(Collected data entries)
--*--

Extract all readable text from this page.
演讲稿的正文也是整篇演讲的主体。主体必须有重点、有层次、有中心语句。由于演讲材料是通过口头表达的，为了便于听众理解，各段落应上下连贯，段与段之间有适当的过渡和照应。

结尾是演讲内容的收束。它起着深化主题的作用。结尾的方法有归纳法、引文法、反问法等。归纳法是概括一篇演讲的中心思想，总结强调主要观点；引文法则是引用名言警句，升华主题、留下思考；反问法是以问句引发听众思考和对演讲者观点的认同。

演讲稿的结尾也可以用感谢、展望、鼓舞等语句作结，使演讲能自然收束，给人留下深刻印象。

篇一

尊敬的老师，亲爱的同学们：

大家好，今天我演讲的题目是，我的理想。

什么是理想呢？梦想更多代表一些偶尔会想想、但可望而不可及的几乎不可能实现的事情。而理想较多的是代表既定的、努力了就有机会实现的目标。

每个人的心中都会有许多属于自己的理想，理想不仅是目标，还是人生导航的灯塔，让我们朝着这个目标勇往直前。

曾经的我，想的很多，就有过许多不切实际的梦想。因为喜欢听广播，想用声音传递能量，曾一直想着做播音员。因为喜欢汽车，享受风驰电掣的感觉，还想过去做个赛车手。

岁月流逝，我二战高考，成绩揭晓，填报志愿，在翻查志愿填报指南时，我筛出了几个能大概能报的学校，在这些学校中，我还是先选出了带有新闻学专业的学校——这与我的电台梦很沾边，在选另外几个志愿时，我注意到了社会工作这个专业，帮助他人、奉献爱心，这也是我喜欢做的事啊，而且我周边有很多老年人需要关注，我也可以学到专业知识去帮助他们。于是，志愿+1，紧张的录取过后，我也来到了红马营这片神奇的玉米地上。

--*--

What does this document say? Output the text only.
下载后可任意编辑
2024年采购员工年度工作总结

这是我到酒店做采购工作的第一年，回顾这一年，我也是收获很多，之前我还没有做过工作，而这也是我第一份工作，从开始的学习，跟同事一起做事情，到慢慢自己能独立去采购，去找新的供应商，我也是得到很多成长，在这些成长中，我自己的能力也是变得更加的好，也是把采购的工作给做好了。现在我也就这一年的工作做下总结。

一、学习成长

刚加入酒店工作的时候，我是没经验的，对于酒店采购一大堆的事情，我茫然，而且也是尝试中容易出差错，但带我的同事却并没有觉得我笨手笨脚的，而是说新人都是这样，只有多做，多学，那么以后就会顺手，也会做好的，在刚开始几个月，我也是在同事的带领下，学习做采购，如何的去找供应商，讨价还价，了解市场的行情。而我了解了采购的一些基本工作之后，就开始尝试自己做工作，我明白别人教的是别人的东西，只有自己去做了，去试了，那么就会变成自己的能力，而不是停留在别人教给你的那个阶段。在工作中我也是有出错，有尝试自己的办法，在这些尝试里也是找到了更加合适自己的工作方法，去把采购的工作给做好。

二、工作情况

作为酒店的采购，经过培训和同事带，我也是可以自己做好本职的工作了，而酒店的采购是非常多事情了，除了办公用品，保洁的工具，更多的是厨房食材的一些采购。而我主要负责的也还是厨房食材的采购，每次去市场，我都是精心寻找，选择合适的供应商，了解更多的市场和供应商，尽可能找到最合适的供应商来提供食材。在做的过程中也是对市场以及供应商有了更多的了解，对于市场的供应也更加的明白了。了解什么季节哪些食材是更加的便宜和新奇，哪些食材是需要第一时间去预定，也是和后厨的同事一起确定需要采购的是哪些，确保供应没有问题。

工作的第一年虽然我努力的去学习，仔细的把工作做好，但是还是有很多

--*--

Brief
Copy out every line where the word "text" occurs.

Worked answer
Extract all readable text from this page.
What does this document say? Output the text only.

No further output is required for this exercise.